Convert each line of the data below into a numbered list, omitting blank lines. Leave the pictures out of the list.

DATA ENTRIES:
******

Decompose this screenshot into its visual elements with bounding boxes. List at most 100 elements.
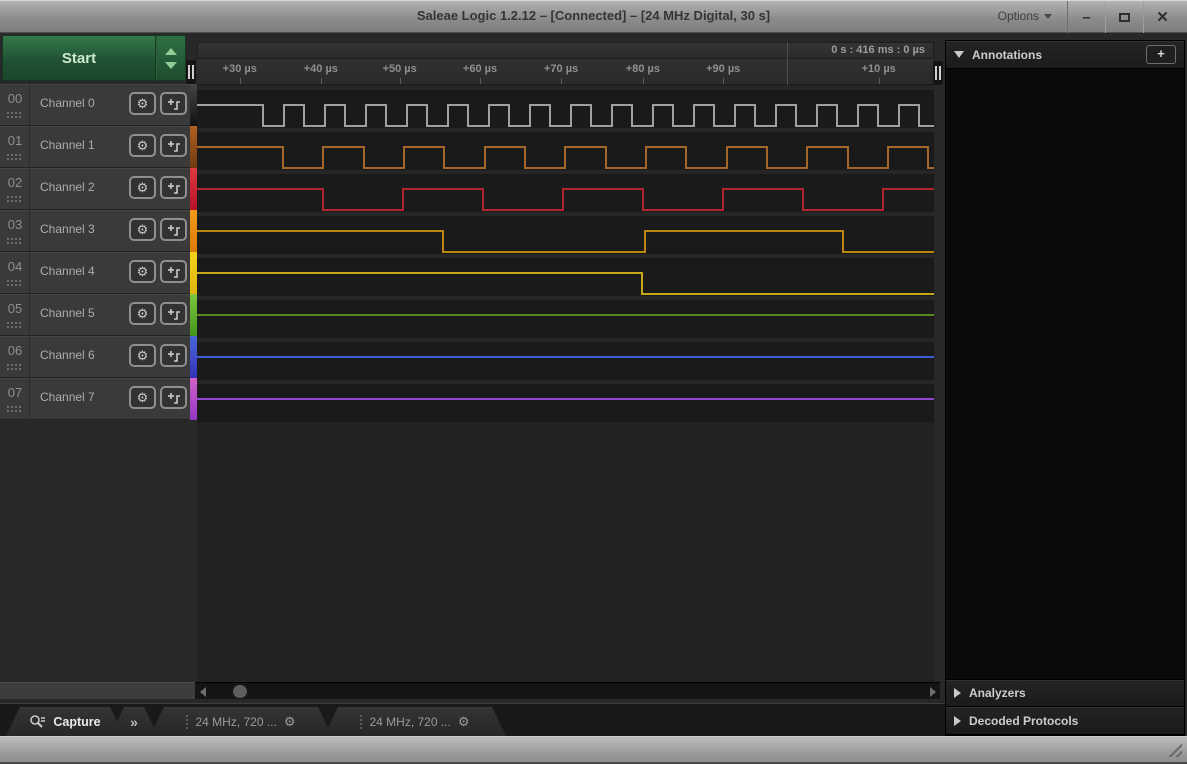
options-menu-button[interactable]: Options — [998, 9, 1052, 23]
gear-icon[interactable]: ⚙ — [284, 714, 296, 730]
waveform-row[interactable] — [197, 170, 934, 212]
double-chevron-icon: » — [130, 713, 138, 730]
channel-label: Channel 1 — [40, 138, 95, 152]
scrollbar-left-cap — [0, 682, 195, 699]
gear-icon: ⚙ — [136, 348, 149, 363]
channel-number: 01 — [7, 133, 23, 148]
waveform-row[interactable] — [197, 380, 934, 422]
scroll-left-arrow-icon[interactable] — [200, 687, 206, 697]
channel-trigger-button[interactable] — [160, 218, 187, 241]
channel-settings-button[interactable]: ⚙ — [129, 386, 156, 409]
minimize-button[interactable]: – — [1067, 1, 1105, 33]
channel-settings-button[interactable]: ⚙ — [129, 302, 156, 325]
drag-handle-icon[interactable] — [7, 238, 21, 244]
drag-handle-icon[interactable] — [7, 196, 21, 202]
waveform-trace — [197, 188, 934, 211]
ruler-tick-mark — [642, 78, 644, 84]
drag-handle-icon[interactable] — [7, 154, 21, 160]
device-tab-label: 24 MHz, 720 ... — [369, 714, 451, 729]
waveform-row[interactable] — [197, 254, 934, 296]
drag-handle-icon[interactable] — [7, 364, 21, 370]
waveform-row[interactable] — [197, 86, 934, 128]
title-bar: Saleae Logic 1.2.12 – [Connected] – [24 … — [0, 0, 1187, 33]
channel-settings-button[interactable]: ⚙ — [129, 134, 156, 157]
waveform-row[interactable] — [197, 212, 934, 254]
scrollbar-thumb[interactable] — [233, 685, 247, 698]
capture-tab[interactable]: Capture — [6, 707, 124, 736]
tab-overflow-button[interactable]: » — [110, 707, 158, 736]
window-controls: – ✕ — [1067, 1, 1181, 33]
chevron-down-icon — [1044, 13, 1052, 19]
waveform-rows[interactable] — [197, 86, 934, 422]
channel-color-strip — [190, 252, 197, 294]
time-ruler[interactable]: +30 µs +40 µs +50 µs +60 µs +70 µs +80 µs +90 … — [197, 59, 934, 85]
channel-trigger-button[interactable] — [160, 344, 187, 367]
channel-trigger-button[interactable] — [160, 302, 187, 325]
channel-trigger-button[interactable] — [160, 176, 187, 199]
channel-color-strip — [190, 336, 197, 378]
scrollbar-track[interactable] — [195, 682, 940, 699]
resize-grip[interactable] — [1166, 741, 1182, 757]
channel-label: Channel 4 — [40, 264, 95, 278]
trigger-edge-icon — [167, 182, 180, 194]
ruler-tick-mark — [320, 78, 322, 84]
pan-handle-left[interactable] — [186, 60, 196, 84]
channel-settings-button[interactable]: ⚙ — [129, 176, 156, 199]
drag-handle-icon[interactable] — [7, 280, 21, 286]
ruler-tick-mark — [399, 78, 401, 84]
ruler-tick-label: +40 µs — [303, 63, 338, 75]
ruler-tick-label: +90 µs — [706, 63, 741, 75]
expand-arrow-icon — [954, 715, 961, 726]
annotations-header[interactable]: Annotations + — [946, 41, 1184, 69]
ruler-tick-label: +70 µs — [543, 63, 579, 75]
channel-color-strip — [190, 126, 197, 168]
maximize-button[interactable] — [1105, 1, 1143, 33]
close-button[interactable]: ✕ — [1143, 1, 1181, 33]
channel-settings-button[interactable]: ⚙ — [129, 260, 156, 283]
collapse-arrow-icon — [954, 51, 964, 58]
waveform-trace — [197, 230, 934, 253]
waveform-row[interactable] — [197, 296, 934, 338]
channel-row: 03 Channel 3 ⚙ — [0, 210, 197, 252]
waveform-row[interactable] — [197, 128, 934, 170]
ruler-section-divider — [786, 42, 788, 85]
channel-trigger-button[interactable] — [160, 386, 187, 409]
channel-number: 05 — [7, 301, 23, 316]
gear-icon: ⚙ — [136, 138, 149, 153]
channel-settings-button[interactable]: ⚙ — [129, 218, 156, 241]
channel-label: Channel 6 — [40, 348, 95, 362]
channel-settings-button[interactable]: ⚙ — [129, 92, 156, 115]
gear-icon[interactable]: ⚙ — [458, 714, 470, 730]
analyzers-title: Analyzers — [969, 686, 1026, 700]
trigger-edge-icon — [167, 224, 180, 236]
channel-label: Channel 7 — [40, 390, 95, 404]
expand-arrow-icon — [954, 688, 961, 698]
tab-drag-handle-icon — [360, 715, 362, 729]
waveform-row[interactable] — [197, 338, 934, 380]
pan-handle-right[interactable] — [933, 61, 943, 85]
channel-trigger-button[interactable] — [160, 260, 187, 283]
capture-search-icon — [29, 714, 46, 730]
channel-number: 00 — [7, 91, 23, 106]
scroll-right-arrow-icon[interactable] — [930, 687, 936, 697]
capture-tab-label: Capture — [53, 714, 101, 729]
channel-number-column: 00 — [0, 84, 30, 126]
add-annotation-button[interactable]: + — [1146, 45, 1176, 64]
analyzers-header[interactable]: Analyzers — [946, 679, 1184, 707]
channel-settings-button[interactable]: ⚙ — [129, 344, 156, 367]
start-options-stepper[interactable] — [156, 35, 186, 81]
drag-handle-icon[interactable] — [7, 322, 21, 328]
drag-handle-icon[interactable] — [7, 112, 21, 118]
device-tab[interactable]: 24 MHz, 720 ... ⚙ — [150, 707, 332, 736]
device-tab[interactable]: 24 MHz, 720 ... ⚙ — [324, 707, 506, 736]
gear-icon: ⚙ — [136, 96, 149, 111]
annotations-content — [946, 69, 1184, 679]
channel-trigger-button[interactable] — [160, 134, 187, 157]
channel-trigger-button[interactable] — [160, 92, 187, 115]
start-button[interactable]: Start — [2, 35, 156, 81]
trigger-edge-icon — [167, 392, 180, 404]
waveform-trace — [197, 104, 934, 127]
drag-handle-icon[interactable] — [7, 406, 21, 412]
gear-icon: ⚙ — [136, 222, 149, 237]
decoded-protocols-header[interactable]: Decoded Protocols — [946, 707, 1184, 735]
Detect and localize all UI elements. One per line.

******

TASK RESULT:
1. Decompose this screenshot into its visual elements with bounding boxes. List at most 100 elements.
2. options-menu-button[interactable]: Options — [998, 9, 1052, 23]
3. gear-icon[interactable]: ⚙ — [284, 714, 296, 730]
4. waveform-row[interactable] — [197, 170, 934, 212]
5. double-chevron-icon: » — [130, 713, 138, 730]
6. channel-label: Channel 1 — [40, 138, 95, 152]
7. scrollbar-left-cap — [0, 682, 195, 699]
8. gear-icon: ⚙ — [136, 348, 149, 363]
9. channel-number: 01 — [7, 133, 23, 148]
10. waveform-row[interactable] — [197, 380, 934, 422]
11. scroll-left-arrow-icon[interactable] — [200, 687, 206, 697]
12. channel-trigger-button[interactable] — [160, 218, 187, 241]
13. channel-settings-button[interactable]: ⚙ — [129, 386, 156, 409]
14. minimize-button[interactable]: – — [1067, 1, 1105, 33]
15. channel-settings-button[interactable]: ⚙ — [129, 302, 156, 325]
16. drag-handle-icon[interactable] — [7, 238, 21, 244]
17. drag-handle-icon[interactable] — [7, 196, 21, 202]
18. waveform-trace — [197, 188, 934, 211]
19. ruler-tick-mark — [642, 78, 644, 84]
20. drag-handle-icon[interactable] — [7, 154, 21, 160]
21. device-tab-label: 24 MHz, 720 ... — [369, 714, 451, 729]
22. waveform-row[interactable] — [197, 254, 934, 296]
23. drag-handle-icon[interactable] — [7, 364, 21, 370]
24. waveform-row[interactable] — [197, 86, 934, 128]
25. title-bar: Saleae Logic 1.2.12 – [Connected] – [24 … — [0, 0, 1187, 33]
26. channel-settings-button[interactable]: ⚙ — [129, 134, 156, 157]
27. waveform-row[interactable] — [197, 212, 934, 254]
28. scrollbar-thumb[interactable] — [233, 685, 247, 698]
29. capture-tab[interactable]: Capture — [6, 707, 124, 736]
30. tab-overflow-button[interactable]: » — [110, 707, 158, 736]
31. window-controls: – ✕ — [1067, 1, 1181, 33]
32. chevron-down-icon — [1044, 13, 1052, 19]
33. waveform-rows[interactable] — [197, 86, 934, 422]
34. channel-color-strip — [190, 252, 197, 294]
35. time-ruler[interactable]: +30 µs +40 µs +50 µs +60 µs +70 µs +80 µs +90 … — [197, 59, 934, 85]
36. channel-trigger-button[interactable] — [160, 344, 187, 367]
37. channel-trigger-button[interactable] — [160, 302, 187, 325]
38. channel-trigger-button[interactable] — [160, 176, 187, 199]
39. channel-color-strip — [190, 336, 197, 378]
40. scrollbar-track[interactable] — [195, 682, 940, 699]
41. resize-grip[interactable] — [1166, 741, 1182, 757]
42. channel-label: Channel 4 — [40, 264, 95, 278]
43. trigger-edge-icon — [167, 182, 180, 194]
44. ruler-tick-mark — [320, 78, 322, 84]
45. pan-handle-left[interactable] — [186, 60, 196, 84]
46. channel-settings-button[interactable]: ⚙ — [129, 176, 156, 199]
47. drag-handle-icon[interactable] — [7, 280, 21, 286]
48. ruler-tick-mark — [399, 78, 401, 84]
49. ruler-tick-label: +40 µs — [303, 63, 338, 75]
50. ruler-tick-label: +90 µs — [706, 63, 741, 75]
51. expand-arrow-icon — [954, 715, 961, 726]
52. annotations-header[interactable]: Annotations + — [946, 41, 1184, 69]
53. ruler-tick-label: +70 µs — [543, 63, 579, 75]
54. channel-color-strip — [190, 126, 197, 168]
55. maximize-button[interactable] — [1105, 1, 1143, 33]
56. close-button[interactable]: ✕ — [1143, 1, 1181, 33]
57. channel-settings-button[interactable]: ⚙ — [129, 260, 156, 283]
58. collapse-arrow-icon — [954, 51, 964, 58]
59. waveform-trace — [197, 230, 934, 253]
60. waveform-row[interactable] — [197, 296, 934, 338]
61. channel-row: 03 Channel 3 ⚙ — [0, 210, 197, 252]
62. waveform-row[interactable] — [197, 128, 934, 170]
63. ruler-section-divider — [786, 42, 788, 85]
64. channel-trigger-button[interactable] — [160, 386, 187, 409]
65. channel-number: 05 — [7, 301, 23, 316]
66. gear-icon: ⚙ — [136, 138, 149, 153]
67. channel-settings-button[interactable]: ⚙ — [129, 218, 156, 241]
68. channel-label: Channel 6 — [40, 348, 95, 362]
69. channel-settings-button[interactable]: ⚙ — [129, 92, 156, 115]
70. gear-icon[interactable]: ⚙ — [458, 714, 470, 730]
71. analyzers-title: Analyzers — [969, 686, 1026, 700]
72. trigger-edge-icon — [167, 224, 180, 236]
73. channel-label: Channel 7 — [40, 390, 95, 404]
74. expand-arrow-icon — [954, 688, 961, 698]
75. tab-drag-handle-icon — [360, 715, 362, 729]
76. waveform-row[interactable] — [197, 338, 934, 380]
77. pan-handle-right[interactable] — [933, 61, 943, 85]
78. channel-trigger-button[interactable] — [160, 260, 187, 283]
79. capture-search-icon — [29, 714, 46, 730]
80. channel-number: 00 — [7, 91, 23, 106]
81. scroll-right-arrow-icon[interactable] — [930, 687, 936, 697]
82. capture-tab-label: Capture — [53, 714, 101, 729]
83. channel-number-column: 00 — [0, 84, 30, 126]
84. add-annotation-button[interactable]: + — [1146, 45, 1176, 64]
85. analyzers-header[interactable]: Analyzers — [946, 679, 1184, 707]
86. channel-settings-button[interactable]: ⚙ — [129, 344, 156, 367]
87. start-options-stepper[interactable] — [156, 35, 186, 81]
88. drag-handle-icon[interactable] — [7, 322, 21, 328]
89. drag-handle-icon[interactable] — [7, 112, 21, 118]
90. device-tab[interactable]: 24 MHz, 720 ... ⚙ — [150, 707, 332, 736]
91. device-tab[interactable]: 24 MHz, 720 ... ⚙ — [324, 707, 506, 736]
92. gear-icon: ⚙ — [136, 96, 149, 111]
93. annotations-content — [946, 69, 1184, 679]
94. channel-trigger-button[interactable] — [160, 134, 187, 157]
95. channel-trigger-button[interactable] — [160, 92, 187, 115]
96. start-button[interactable]: Start — [2, 35, 156, 81]
97. trigger-edge-icon — [167, 392, 180, 404]
98. waveform-trace — [197, 104, 934, 127]
99. drag-handle-icon[interactable] — [7, 406, 21, 412]
100. gear-icon: ⚙ — [136, 222, 149, 237]
101. decoded-protocols-header[interactable]: Decoded Protocols — [946, 707, 1184, 735]
102. Detect and localize all UI elements. One per line.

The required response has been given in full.